Data records:
________

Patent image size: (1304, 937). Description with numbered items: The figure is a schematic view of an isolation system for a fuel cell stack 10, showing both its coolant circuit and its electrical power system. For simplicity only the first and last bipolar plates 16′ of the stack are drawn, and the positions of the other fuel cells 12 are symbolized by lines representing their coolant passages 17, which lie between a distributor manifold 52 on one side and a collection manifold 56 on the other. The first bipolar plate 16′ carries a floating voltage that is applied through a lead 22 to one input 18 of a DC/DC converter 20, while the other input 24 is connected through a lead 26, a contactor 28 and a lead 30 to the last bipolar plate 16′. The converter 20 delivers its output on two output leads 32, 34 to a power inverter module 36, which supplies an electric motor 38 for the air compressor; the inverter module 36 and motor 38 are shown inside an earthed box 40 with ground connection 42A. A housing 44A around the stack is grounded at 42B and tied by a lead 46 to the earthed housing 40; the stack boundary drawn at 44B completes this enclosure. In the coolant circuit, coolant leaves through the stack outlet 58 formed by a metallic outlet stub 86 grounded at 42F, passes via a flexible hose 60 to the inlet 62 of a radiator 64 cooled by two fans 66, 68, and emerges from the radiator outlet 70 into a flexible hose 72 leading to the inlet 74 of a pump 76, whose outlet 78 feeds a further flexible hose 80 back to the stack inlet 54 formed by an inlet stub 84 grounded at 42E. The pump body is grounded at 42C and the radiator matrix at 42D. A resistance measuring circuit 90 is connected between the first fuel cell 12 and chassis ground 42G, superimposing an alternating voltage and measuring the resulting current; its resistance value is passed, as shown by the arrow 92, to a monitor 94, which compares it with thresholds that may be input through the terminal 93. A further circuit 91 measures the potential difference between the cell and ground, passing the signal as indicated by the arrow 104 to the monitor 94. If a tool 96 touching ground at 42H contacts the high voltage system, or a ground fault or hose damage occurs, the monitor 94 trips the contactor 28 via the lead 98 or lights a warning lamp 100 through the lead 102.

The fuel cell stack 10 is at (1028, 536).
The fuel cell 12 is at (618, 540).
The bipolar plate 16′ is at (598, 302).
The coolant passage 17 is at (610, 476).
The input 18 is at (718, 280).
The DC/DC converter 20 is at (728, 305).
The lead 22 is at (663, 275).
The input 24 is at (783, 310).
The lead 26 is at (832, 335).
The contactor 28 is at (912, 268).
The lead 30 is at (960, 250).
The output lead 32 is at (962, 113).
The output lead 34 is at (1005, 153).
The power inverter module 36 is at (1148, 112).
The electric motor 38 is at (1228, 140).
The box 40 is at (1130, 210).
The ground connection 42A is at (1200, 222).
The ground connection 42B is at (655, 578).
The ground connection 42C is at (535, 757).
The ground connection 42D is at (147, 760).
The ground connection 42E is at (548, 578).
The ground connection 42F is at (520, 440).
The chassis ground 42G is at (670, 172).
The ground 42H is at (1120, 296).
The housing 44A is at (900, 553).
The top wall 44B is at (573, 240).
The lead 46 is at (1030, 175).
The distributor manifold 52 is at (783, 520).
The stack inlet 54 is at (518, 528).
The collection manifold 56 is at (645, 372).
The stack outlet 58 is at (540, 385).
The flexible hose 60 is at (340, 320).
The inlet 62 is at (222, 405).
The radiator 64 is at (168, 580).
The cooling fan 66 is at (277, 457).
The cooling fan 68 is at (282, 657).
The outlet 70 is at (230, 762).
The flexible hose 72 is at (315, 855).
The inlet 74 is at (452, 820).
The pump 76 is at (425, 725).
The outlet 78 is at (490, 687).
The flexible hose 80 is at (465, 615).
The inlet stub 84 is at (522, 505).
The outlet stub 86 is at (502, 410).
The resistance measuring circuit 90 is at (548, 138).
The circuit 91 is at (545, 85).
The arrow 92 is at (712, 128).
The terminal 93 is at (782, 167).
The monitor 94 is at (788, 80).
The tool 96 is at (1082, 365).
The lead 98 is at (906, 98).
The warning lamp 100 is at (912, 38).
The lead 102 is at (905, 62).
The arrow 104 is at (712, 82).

________

Activity: Give the data again, exactly as written.

Result of this exercise:
Patent image size: (1304, 937). Description with numbered items: The figure is a schematic view of an isolation system for a fuel cell stack 10, showing both its coolant circuit and its electrical power system. For simplicity only the first and last bipolar plates 16′ of the stack are drawn, and the positions of the other fuel cells 12 are symbolized by lines representing their coolant passages 17, which lie between a distributor manifold 52 on one side and a collection manifold 56 on the other. The first bipolar plate 16′ carries a floating voltage that is applied through a lead 22 to one input 18 of a DC/DC converter 20, while the other input 24 is connected through a lead 26, a contactor 28 and a lead 30 to the last bipolar plate 16′. The converter 20 delivers its output on two output leads 32, 34 to a power inverter module 36, which supplies an electric motor 38 for the air compressor; the inverter module 36 and motor 38 are shown inside an earthed box 40 with ground connection 42A. A housing 44A around the stack is grounded at 42B and tied by a lead 46 to the earthed housing 40; the stack boundary drawn at 44B completes this enclosure. In the coolant circuit, coolant leaves through the stack outlet 58 formed by a metallic outlet stub 86 grounded at 42F, passes via a flexible hose 60 to the inlet 62 of a radiator 64 cooled by two fans 66, 68, and emerges from the radiator outlet 70 into a flexible hose 72 leading to the inlet 74 of a pump 76, whose outlet 78 feeds a further flexible hose 80 back to the stack inlet 54 formed by an inlet stub 84 grounded at 42E. The pump body is grounded at 42C and the radiator matrix at 42D. A resistance measuring circuit 90 is connected between the first fuel cell 12 and chassis ground 42G, superimposing an alternating voltage and measuring the resulting current; its resistance value is passed, as shown by the arrow 92, to a monitor 94, which compares it with thresholds that may be input through the terminal 93. A further circuit 91 measures the potential difference between the cell and ground, passing the signal as indicated by the arrow 104 to the monitor 94. If a tool 96 touching ground at 42H contacts the high voltage system, or a ground fault or hose damage occurs, the monitor 94 trips the contactor 28 via the lead 98 or lights a warning lamp 100 through the lead 102.

The fuel cell stack 10 is at (1028, 536).
The fuel cell 12 is at (618, 540).
The bipolar plate 16′ is at (598, 302).
The coolant passage 17 is at (610, 476).
The input 18 is at (718, 280).
The DC/DC converter 20 is at (728, 305).
The lead 22 is at (663, 275).
The input 24 is at (783, 310).
The lead 26 is at (832, 335).
The contactor 28 is at (912, 268).
The lead 30 is at (960, 250).
The output lead 32 is at (962, 113).
The output lead 34 is at (1005, 153).
The power inverter module 36 is at (1148, 112).
The electric motor 38 is at (1228, 140).
The box 40 is at (1130, 210).
The ground connection 42A is at (1200, 222).
The ground connection 42B is at (655, 578).
The ground connection 42C is at (535, 757).
The ground connection 42D is at (147, 760).
The ground connection 42E is at (548, 578).
The ground connection 42F is at (520, 440).
The chassis ground 42G is at (670, 172).
The ground 42H is at (1120, 296).
The housing 44A is at (900, 553).
The top wall 44B is at (573, 240).
The lead 46 is at (1030, 175).
The distributor manifold 52 is at (783, 520).
The stack inlet 54 is at (518, 528).
The collection manifold 56 is at (645, 372).
The stack outlet 58 is at (540, 385).
The flexible hose 60 is at (340, 320).
The inlet 62 is at (222, 405).
The radiator 64 is at (168, 580).
The cooling fan 66 is at (277, 457).
The cooling fan 68 is at (282, 657).
The outlet 70 is at (230, 762).
The flexible hose 72 is at (315, 855).
The inlet 74 is at (452, 820).
The pump 76 is at (425, 725).
The outlet 78 is at (490, 687).
The flexible hose 80 is at (465, 615).
The inlet stub 84 is at (522, 505).
The outlet stub 86 is at (502, 410).
The resistance measuring circuit 90 is at (548, 138).
The circuit 91 is at (545, 85).
The arrow 92 is at (712, 128).
The terminal 93 is at (782, 167).
The monitor 94 is at (788, 80).
The tool 96 is at (1082, 365).
The lead 98 is at (906, 98).
The warning lamp 100 is at (912, 38).
The lead 102 is at (905, 62).
The arrow 104 is at (712, 82).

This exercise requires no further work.